[[ INFORMATION SHOWN, beginning ]]

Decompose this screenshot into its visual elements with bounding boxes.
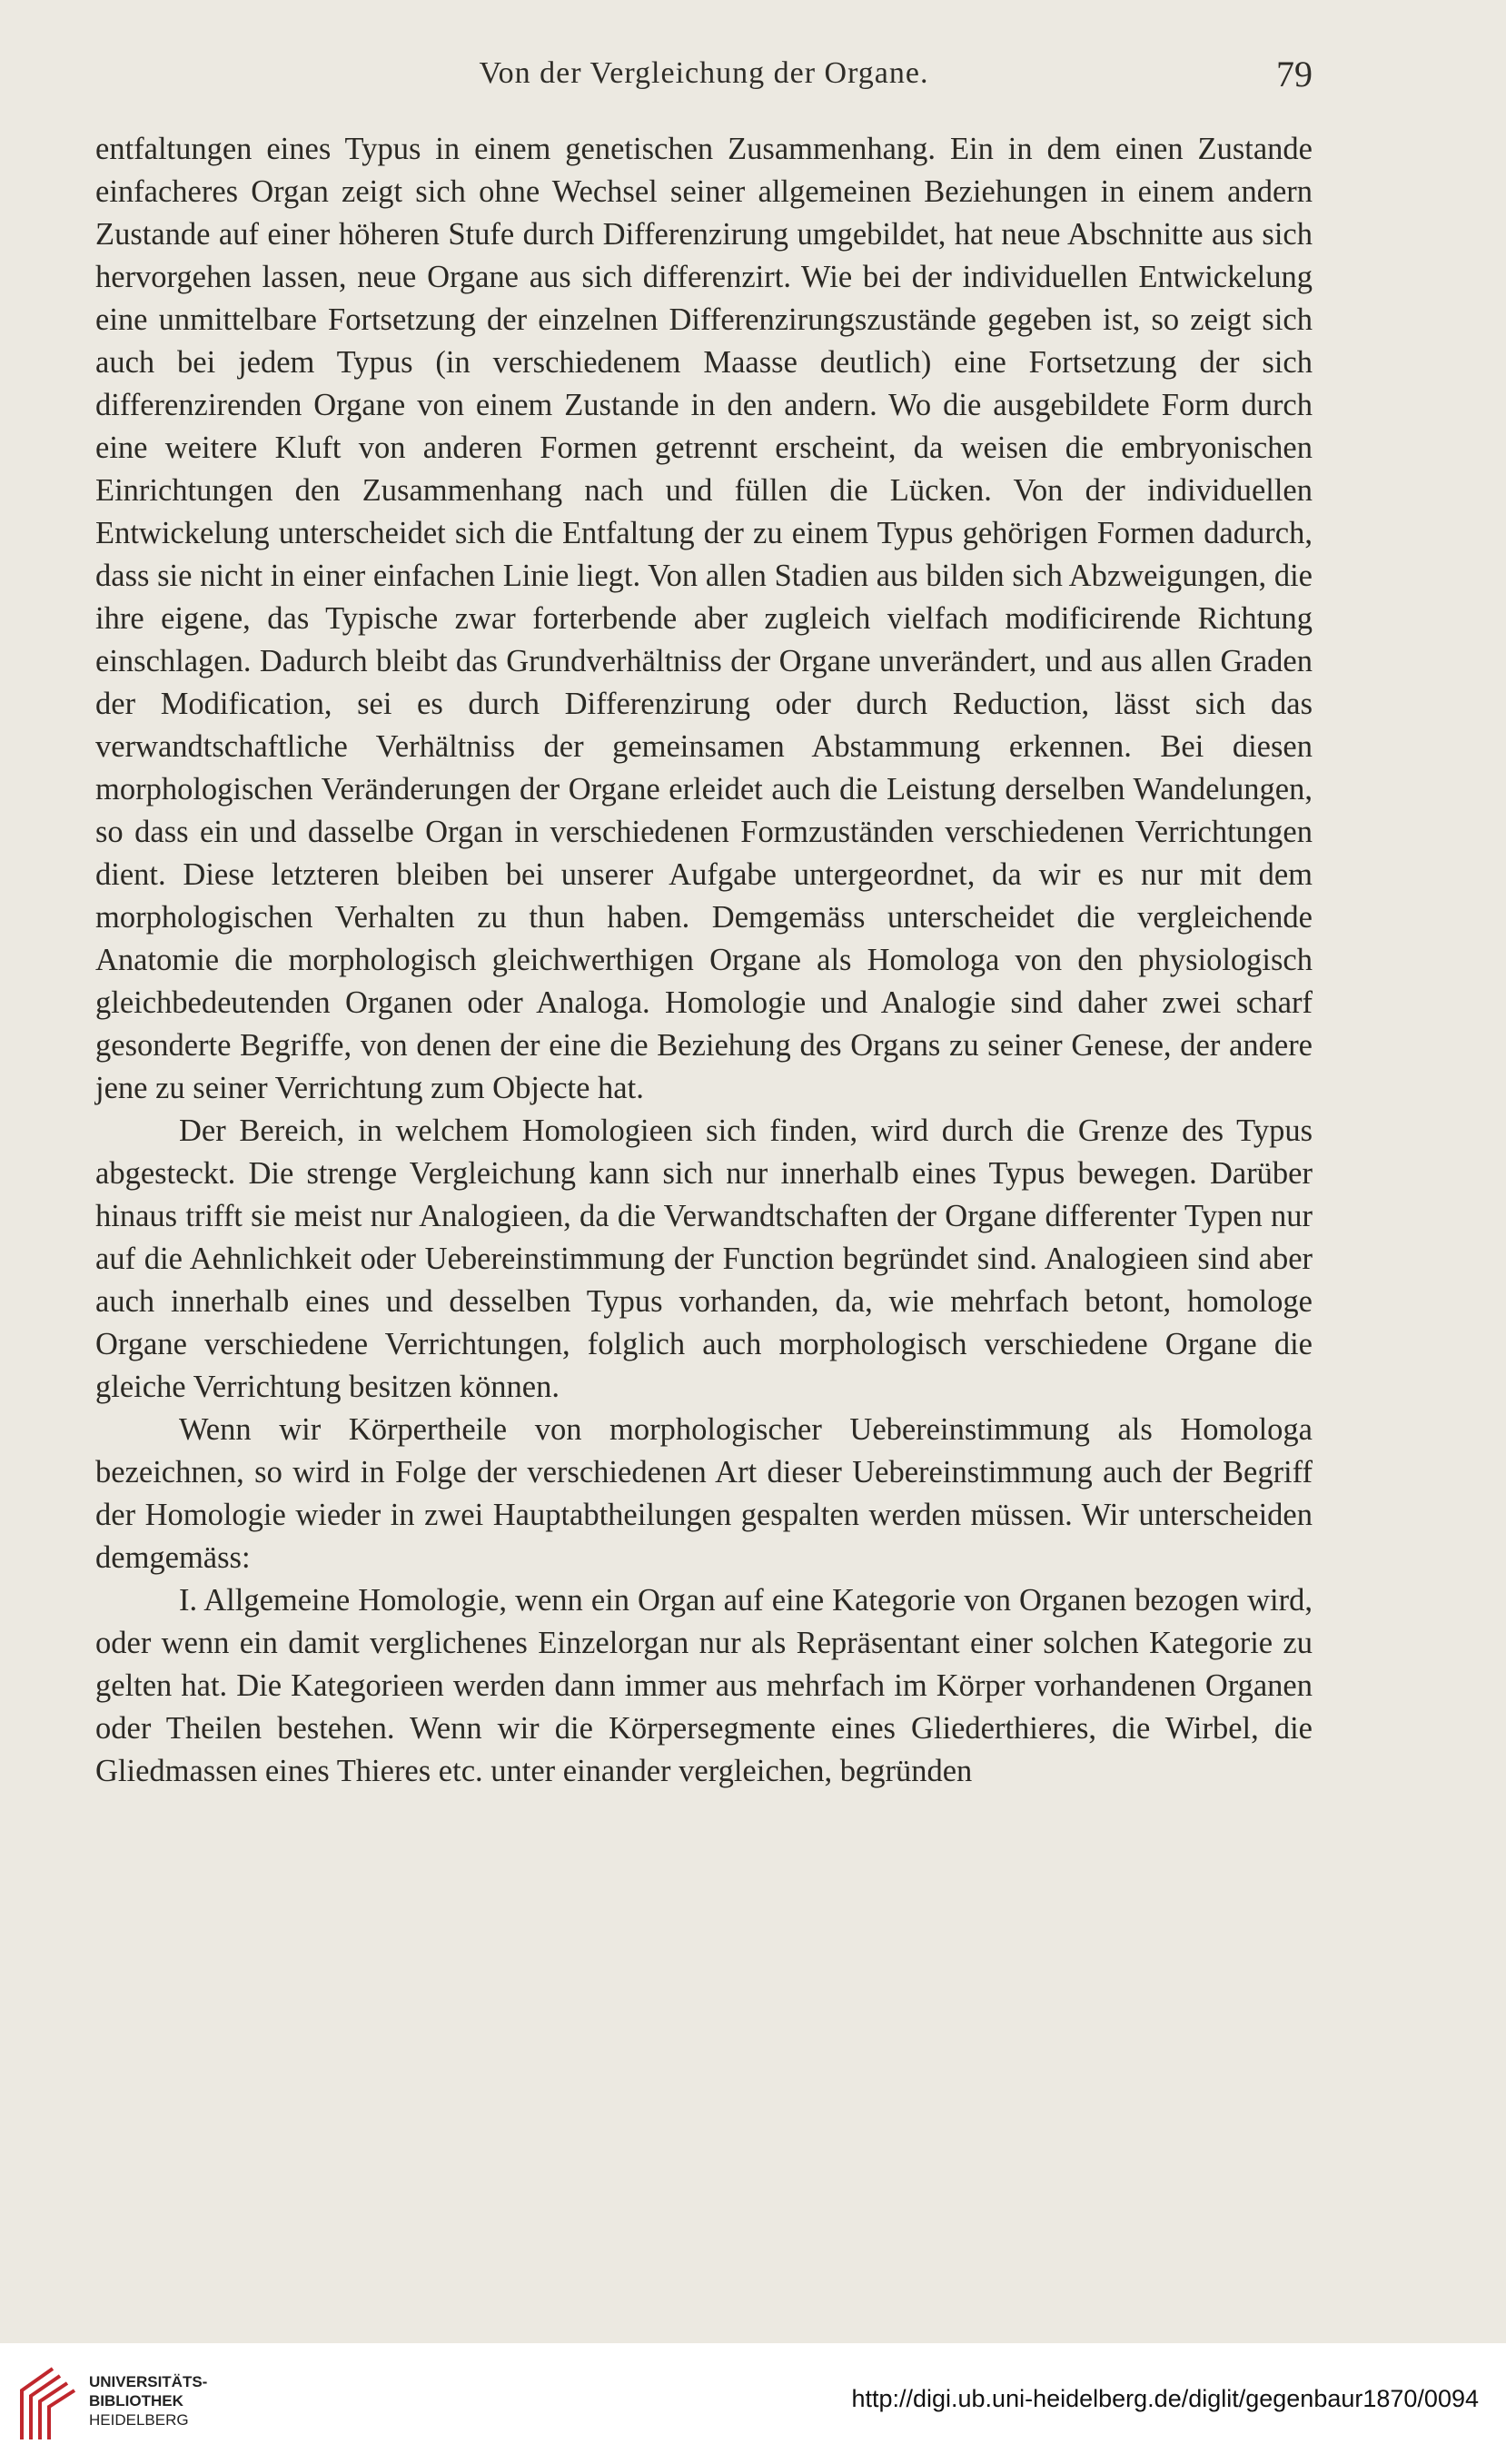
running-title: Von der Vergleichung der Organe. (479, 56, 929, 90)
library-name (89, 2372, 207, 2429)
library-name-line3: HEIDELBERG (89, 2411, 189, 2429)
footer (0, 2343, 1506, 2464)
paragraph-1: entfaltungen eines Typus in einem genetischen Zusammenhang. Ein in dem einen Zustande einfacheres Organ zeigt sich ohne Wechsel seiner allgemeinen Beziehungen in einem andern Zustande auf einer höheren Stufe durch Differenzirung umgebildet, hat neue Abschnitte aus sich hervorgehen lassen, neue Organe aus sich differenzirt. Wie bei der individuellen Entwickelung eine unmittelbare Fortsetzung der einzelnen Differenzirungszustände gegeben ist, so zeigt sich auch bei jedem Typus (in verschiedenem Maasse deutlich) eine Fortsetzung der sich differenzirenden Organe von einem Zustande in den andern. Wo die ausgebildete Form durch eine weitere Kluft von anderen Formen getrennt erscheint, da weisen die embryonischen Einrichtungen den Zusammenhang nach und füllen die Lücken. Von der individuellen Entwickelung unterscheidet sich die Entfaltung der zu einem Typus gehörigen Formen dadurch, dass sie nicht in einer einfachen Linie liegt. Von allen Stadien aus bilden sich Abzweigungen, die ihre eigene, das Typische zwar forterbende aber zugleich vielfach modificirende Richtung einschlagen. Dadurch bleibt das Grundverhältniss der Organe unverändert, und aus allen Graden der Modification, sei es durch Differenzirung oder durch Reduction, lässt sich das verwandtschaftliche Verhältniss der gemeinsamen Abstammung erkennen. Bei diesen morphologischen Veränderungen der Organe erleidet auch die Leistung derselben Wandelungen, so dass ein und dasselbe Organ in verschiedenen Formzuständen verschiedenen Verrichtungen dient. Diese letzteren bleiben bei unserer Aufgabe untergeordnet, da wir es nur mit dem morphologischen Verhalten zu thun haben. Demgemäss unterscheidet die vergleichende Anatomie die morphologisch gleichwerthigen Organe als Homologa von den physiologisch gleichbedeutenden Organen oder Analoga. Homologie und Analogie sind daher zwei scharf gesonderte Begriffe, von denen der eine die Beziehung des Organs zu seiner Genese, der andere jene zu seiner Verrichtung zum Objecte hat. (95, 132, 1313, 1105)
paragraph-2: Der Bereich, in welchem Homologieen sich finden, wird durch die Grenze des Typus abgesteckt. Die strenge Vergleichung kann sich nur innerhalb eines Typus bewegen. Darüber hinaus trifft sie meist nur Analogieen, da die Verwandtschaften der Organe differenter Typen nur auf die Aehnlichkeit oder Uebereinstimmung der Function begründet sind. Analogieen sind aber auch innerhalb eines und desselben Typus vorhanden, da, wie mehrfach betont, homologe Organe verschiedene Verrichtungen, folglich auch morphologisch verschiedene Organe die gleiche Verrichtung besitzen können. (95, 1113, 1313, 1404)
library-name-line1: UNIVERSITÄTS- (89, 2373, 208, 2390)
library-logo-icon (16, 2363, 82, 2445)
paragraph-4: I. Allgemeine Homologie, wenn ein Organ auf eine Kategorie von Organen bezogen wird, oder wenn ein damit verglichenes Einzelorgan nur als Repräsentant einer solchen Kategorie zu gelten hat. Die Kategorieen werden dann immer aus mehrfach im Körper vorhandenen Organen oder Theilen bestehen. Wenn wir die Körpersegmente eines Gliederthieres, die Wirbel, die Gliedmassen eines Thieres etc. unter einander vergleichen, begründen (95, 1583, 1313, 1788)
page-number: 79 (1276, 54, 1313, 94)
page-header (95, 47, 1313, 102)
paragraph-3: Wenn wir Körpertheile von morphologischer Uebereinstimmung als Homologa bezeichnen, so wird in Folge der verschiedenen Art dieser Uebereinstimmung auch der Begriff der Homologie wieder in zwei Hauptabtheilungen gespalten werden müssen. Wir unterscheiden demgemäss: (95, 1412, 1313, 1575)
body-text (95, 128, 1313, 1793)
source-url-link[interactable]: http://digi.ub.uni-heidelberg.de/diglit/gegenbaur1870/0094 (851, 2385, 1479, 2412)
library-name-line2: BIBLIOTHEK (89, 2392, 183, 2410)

[[ INFORMATION SHOWN, end ]]

### [EXERCISE]
Which lines contain "mehrfach"? Copy each of them from the listing.

### [TASK RESPONSE]
paragraph-2: Der Bereich, in welchem Homologieen sich finden, wird durch die Grenze des Typus abgesteckt. Die strenge Vergleichung kann sich nur innerhalb eines Typus bewegen. Darüber hinaus trifft sie meist nur Analogieen, da die Verwandtschaften der Organe differenter Typen nur auf die Aehnlichkeit oder Uebereinstimmung der Function begründet sind. Analogieen sind aber auch innerhalb eines und desselben Typus vorhanden, da, wie mehrfach betont, homologe Organe verschiedene Verrichtungen, folglich auch morphologisch verschiedene Organe die gleiche Verrichtung besitzen können. (95, 1113, 1313, 1404)
paragraph-4: I. Allgemeine Homologie, wenn ein Organ auf eine Kategorie von Organen bezogen wird, oder wenn ein damit verglichenes Einzelorgan nur als Repräsentant einer solchen Kategorie zu gelten hat. Die Kategorieen werden dann immer aus mehrfach im Körper vorhandenen Organen oder Theilen bestehen. Wenn wir die Körpersegmente eines Gliederthieres, die Wirbel, die Gliedmassen eines Thieres etc. unter einander vergleichen, begründen (95, 1583, 1313, 1788)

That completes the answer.